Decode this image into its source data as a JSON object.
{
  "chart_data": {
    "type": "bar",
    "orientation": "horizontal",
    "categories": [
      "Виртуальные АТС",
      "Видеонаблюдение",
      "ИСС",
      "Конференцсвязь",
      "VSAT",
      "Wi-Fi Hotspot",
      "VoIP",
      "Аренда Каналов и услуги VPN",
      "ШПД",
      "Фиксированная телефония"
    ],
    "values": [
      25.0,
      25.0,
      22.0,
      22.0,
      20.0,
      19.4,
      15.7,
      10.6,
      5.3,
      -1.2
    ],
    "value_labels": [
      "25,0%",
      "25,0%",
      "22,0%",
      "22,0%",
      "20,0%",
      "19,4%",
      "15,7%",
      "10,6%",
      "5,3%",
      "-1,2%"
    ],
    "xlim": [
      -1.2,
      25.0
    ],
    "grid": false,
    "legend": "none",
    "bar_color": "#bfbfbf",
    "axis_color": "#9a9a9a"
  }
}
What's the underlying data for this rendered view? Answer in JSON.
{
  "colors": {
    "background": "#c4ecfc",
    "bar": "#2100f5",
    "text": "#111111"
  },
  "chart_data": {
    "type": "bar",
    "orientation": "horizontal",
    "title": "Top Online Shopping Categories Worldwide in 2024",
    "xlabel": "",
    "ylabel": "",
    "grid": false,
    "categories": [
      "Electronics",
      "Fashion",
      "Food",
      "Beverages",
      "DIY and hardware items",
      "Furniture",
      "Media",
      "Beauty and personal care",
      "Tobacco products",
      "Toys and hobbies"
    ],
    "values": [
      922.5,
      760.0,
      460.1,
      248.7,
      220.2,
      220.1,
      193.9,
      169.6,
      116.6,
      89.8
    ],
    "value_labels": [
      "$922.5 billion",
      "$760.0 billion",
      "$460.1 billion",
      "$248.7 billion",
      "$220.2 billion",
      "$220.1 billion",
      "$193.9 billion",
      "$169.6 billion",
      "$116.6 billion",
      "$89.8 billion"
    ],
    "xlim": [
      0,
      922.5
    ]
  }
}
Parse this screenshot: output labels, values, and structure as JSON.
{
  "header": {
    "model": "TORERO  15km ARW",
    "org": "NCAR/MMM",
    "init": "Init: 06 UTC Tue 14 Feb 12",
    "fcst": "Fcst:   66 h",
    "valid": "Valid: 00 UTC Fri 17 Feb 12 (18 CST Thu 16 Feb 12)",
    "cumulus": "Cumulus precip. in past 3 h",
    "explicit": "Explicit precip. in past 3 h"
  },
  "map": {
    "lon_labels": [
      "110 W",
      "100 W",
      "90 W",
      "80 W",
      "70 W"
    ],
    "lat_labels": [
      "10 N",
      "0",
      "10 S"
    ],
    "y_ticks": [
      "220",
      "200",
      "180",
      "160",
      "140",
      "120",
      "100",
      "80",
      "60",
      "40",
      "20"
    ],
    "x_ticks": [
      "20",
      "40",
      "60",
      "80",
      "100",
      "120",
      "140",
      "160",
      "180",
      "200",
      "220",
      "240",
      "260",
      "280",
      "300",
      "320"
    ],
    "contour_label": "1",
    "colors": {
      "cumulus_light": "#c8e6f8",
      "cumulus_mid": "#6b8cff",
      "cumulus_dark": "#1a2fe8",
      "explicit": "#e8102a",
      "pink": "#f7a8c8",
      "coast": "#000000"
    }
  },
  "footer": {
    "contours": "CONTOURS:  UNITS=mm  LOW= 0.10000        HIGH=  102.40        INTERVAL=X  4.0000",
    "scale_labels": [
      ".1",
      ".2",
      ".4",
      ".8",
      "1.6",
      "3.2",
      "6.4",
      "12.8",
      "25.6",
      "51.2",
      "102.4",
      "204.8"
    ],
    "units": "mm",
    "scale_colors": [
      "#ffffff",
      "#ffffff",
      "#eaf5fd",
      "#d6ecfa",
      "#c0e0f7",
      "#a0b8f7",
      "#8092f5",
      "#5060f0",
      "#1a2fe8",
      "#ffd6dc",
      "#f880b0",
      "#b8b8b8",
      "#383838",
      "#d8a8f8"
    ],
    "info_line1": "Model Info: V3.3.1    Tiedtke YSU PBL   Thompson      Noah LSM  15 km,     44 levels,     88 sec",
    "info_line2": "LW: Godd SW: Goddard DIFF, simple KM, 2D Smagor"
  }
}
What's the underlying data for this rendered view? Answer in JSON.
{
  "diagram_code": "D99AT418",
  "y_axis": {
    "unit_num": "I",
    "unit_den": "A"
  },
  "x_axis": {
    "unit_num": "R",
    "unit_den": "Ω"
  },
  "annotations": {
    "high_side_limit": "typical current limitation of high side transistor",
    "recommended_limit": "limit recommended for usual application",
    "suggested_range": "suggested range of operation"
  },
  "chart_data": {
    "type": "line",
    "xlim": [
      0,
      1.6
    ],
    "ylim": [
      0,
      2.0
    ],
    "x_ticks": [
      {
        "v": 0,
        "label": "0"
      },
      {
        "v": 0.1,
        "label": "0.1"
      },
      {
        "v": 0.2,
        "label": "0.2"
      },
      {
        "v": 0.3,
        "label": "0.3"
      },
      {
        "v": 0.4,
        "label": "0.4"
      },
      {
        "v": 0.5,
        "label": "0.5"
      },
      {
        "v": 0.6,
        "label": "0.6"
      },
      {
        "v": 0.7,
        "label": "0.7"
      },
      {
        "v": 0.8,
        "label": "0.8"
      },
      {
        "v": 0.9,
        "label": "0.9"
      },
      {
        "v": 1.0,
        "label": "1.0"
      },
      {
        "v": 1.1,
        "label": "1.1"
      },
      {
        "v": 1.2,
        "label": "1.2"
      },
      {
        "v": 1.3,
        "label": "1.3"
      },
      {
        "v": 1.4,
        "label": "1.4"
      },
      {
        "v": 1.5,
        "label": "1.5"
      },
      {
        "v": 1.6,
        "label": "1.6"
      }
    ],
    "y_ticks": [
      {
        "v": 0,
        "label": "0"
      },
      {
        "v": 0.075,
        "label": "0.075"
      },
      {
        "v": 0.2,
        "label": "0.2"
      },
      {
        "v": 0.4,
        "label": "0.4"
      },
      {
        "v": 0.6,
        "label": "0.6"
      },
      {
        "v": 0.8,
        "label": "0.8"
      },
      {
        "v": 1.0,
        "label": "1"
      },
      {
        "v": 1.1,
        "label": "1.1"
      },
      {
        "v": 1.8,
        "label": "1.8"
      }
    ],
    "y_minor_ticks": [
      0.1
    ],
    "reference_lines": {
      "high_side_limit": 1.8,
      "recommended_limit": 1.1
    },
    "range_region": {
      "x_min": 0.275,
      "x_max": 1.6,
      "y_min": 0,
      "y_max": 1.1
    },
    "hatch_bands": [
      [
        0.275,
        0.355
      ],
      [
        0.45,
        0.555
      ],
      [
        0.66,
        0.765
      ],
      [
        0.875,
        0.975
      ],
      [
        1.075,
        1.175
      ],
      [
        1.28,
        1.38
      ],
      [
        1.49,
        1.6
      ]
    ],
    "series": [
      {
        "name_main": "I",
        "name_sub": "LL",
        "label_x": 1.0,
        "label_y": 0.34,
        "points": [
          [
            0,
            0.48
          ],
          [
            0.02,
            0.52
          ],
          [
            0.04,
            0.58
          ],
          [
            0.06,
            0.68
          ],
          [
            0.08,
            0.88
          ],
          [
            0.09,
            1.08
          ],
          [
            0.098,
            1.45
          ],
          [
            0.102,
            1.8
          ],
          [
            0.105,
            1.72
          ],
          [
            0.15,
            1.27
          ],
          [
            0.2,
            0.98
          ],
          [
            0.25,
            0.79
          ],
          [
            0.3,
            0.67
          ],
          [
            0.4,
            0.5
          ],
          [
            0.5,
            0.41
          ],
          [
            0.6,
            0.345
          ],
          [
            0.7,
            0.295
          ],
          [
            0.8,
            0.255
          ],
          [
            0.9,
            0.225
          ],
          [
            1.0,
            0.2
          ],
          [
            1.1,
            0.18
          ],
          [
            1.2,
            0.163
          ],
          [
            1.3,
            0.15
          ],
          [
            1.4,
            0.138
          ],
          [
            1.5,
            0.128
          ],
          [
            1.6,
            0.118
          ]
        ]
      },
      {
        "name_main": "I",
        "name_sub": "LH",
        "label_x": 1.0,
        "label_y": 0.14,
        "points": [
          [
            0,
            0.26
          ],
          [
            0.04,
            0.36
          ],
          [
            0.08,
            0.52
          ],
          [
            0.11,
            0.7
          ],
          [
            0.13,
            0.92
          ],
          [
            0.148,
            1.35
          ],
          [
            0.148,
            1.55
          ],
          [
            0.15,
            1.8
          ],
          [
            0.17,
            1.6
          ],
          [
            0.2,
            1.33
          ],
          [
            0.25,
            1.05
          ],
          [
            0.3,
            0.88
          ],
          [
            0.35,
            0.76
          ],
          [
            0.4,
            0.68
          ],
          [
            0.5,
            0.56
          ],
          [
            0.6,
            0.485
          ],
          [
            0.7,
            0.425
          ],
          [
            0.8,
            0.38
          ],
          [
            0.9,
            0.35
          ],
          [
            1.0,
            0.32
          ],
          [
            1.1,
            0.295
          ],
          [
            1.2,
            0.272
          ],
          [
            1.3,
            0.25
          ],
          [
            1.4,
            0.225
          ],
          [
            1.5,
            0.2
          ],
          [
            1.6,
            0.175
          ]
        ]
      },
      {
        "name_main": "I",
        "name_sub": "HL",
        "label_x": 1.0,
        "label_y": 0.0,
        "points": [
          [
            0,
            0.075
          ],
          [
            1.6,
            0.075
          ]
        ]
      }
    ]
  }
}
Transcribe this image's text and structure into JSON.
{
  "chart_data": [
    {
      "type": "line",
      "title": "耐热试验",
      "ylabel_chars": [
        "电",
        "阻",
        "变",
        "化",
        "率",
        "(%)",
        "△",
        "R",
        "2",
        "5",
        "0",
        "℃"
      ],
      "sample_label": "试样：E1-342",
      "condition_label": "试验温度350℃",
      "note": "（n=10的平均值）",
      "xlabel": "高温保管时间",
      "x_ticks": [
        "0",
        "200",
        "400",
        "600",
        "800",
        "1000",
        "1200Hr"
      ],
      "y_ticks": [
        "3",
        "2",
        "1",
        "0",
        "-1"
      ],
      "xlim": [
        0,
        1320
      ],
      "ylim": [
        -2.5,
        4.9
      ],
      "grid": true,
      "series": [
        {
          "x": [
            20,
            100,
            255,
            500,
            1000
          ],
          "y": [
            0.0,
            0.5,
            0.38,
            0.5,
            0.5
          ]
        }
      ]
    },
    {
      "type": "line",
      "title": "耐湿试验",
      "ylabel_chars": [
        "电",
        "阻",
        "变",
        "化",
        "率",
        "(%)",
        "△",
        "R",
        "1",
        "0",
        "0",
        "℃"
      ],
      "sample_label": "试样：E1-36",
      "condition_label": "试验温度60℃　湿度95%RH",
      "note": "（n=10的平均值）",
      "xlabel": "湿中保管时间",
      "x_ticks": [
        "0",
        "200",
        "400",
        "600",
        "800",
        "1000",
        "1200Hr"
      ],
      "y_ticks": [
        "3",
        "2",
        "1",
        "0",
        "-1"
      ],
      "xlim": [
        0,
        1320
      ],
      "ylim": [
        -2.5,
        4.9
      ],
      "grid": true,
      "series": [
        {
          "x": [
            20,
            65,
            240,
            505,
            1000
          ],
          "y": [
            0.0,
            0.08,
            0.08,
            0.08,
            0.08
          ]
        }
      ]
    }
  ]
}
--------
> Task details
Identify the lines of the entries containing the string "title". Copy each such line.

> Result of the exercise
    "title": "Top Online Shopping Categories Worldwide in 2024",
      "title": "耐热试验",
      "title": "耐湿试验",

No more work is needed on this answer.